Aim of the exercise:
Work through the listing below and count the lines that hold "title". Answer with the number alone.

* Start Entries shown *

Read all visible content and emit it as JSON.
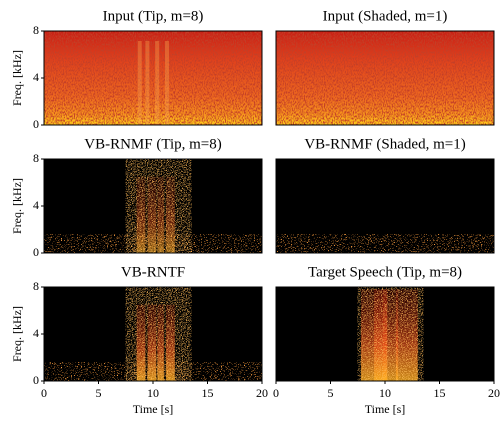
{
  "chart_data": [
    {
      "type": "spectrogram",
      "title": "Input (Tip, m=8)",
      "ylabel": "Freq. [kHz]",
      "ylim": [
        0,
        8
      ],
      "yticks": [
        0,
        4,
        8
      ],
      "xlim": [
        0,
        20
      ]
    },
    {
      "type": "spectrogram",
      "title": "Input (Shaded, m=1)",
      "ylim": [
        0,
        8
      ],
      "xlim": [
        0,
        20
      ]
    },
    {
      "type": "spectrogram",
      "title": "VB-RNMF (Tip, m=8)",
      "ylabel": "Freq. [kHz]",
      "ylim": [
        0,
        8
      ],
      "yticks": [
        0,
        4,
        8
      ],
      "xlim": [
        0,
        20
      ]
    },
    {
      "type": "spectrogram",
      "title": "VB-RNMF (Shaded, m=1)",
      "ylim": [
        0,
        8
      ],
      "xlim": [
        0,
        20
      ]
    },
    {
      "type": "spectrogram",
      "title": "VB-RNTF",
      "ylabel": "Freq. [kHz]",
      "xlabel": "Time [s]",
      "ylim": [
        0,
        8
      ],
      "yticks": [
        0,
        4,
        8
      ],
      "xlim": [
        0,
        20
      ],
      "xticks": [
        0,
        5,
        10,
        15,
        20
      ]
    },
    {
      "type": "spectrogram",
      "title": "Target Speech (Tip, m=8)",
      "xlabel": "Time [s]",
      "ylim": [
        0,
        8
      ],
      "xlim": [
        0,
        20
      ],
      "xticks": [
        0,
        5,
        10,
        15,
        20
      ]
    }
  ]
}
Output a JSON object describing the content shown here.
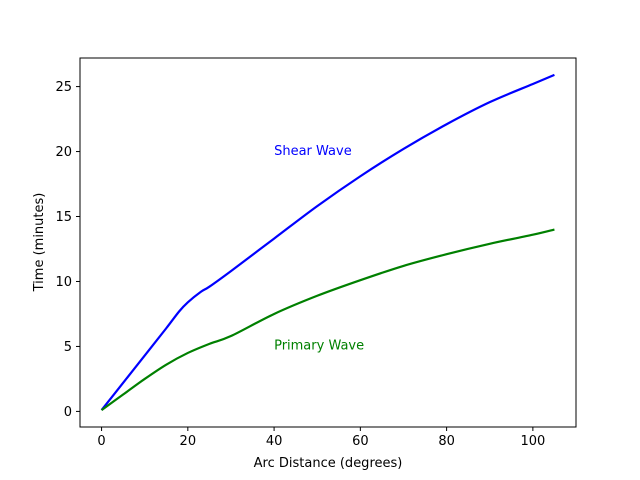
{
  "chart_data": {
    "type": "line",
    "title": "",
    "xlabel": "Arc Distance (degrees)",
    "ylabel": "Time (minutes)",
    "xlim": [
      -5,
      110
    ],
    "ylim": [
      -1.2,
      27.2
    ],
    "xticks": [
      0,
      20,
      40,
      60,
      80,
      100
    ],
    "yticks": [
      0,
      5,
      10,
      15,
      20,
      25
    ],
    "grid": false,
    "series": [
      {
        "name": "Shear Wave",
        "color": "#0000ff",
        "x": [
          0,
          5,
          10,
          15,
          18,
          20,
          23,
          25,
          30,
          40,
          50,
          60,
          70,
          80,
          90,
          100,
          105
        ],
        "y": [
          0.1,
          2.2,
          4.3,
          6.4,
          7.7,
          8.4,
          9.2,
          9.6,
          10.8,
          13.3,
          15.8,
          18.1,
          20.2,
          22.1,
          23.8,
          25.2,
          25.9
        ]
      },
      {
        "name": "Primary Wave",
        "color": "#008000",
        "x": [
          0,
          5,
          10,
          15,
          20,
          25,
          30,
          40,
          50,
          60,
          70,
          80,
          90,
          100,
          105
        ],
        "y": [
          0.1,
          1.3,
          2.5,
          3.6,
          4.5,
          5.2,
          5.8,
          7.5,
          8.9,
          10.1,
          11.2,
          12.1,
          12.9,
          13.6,
          14.0
        ]
      }
    ],
    "annotations": [
      {
        "text": "Shear Wave",
        "x": 40,
        "y": 20.1,
        "color": "#0000ff"
      },
      {
        "text": "Primary Wave",
        "x": 40,
        "y": 5.1,
        "color": "#008000"
      }
    ]
  }
}
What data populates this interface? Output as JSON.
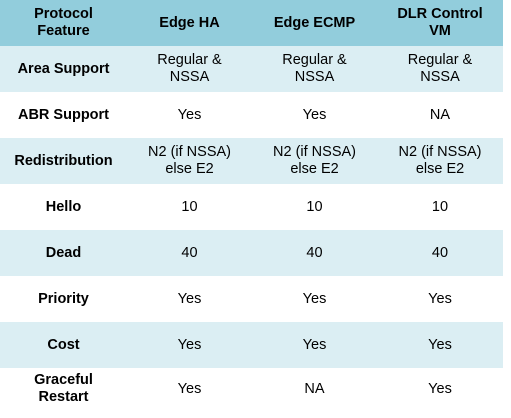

* End Entries shown *

Result:
7